··· Task material

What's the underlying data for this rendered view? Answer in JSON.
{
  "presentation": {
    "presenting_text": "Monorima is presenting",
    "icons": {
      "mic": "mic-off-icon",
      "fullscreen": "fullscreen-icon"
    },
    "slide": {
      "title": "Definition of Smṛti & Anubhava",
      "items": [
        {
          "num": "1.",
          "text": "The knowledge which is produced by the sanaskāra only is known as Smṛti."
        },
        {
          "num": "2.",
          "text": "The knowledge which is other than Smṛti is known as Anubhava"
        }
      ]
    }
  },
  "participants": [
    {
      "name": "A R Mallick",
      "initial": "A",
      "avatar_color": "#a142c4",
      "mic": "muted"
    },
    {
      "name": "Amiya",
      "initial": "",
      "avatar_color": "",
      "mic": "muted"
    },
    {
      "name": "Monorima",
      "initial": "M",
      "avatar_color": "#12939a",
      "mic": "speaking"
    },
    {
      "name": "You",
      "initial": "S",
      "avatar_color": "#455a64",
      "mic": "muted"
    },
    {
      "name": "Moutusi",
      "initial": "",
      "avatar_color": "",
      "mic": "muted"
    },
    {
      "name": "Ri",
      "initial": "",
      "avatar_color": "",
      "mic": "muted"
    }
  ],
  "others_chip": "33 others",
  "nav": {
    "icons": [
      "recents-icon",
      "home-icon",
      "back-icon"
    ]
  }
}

······

Exercise description ->
Copy each line above that contains the word "knowledge".

Task result ->
          "text": "The knowledge which is produced by the sanaskāra only is known as Smṛti."
          "text": "The knowledge which is other than Smṛti is known as Anubhava"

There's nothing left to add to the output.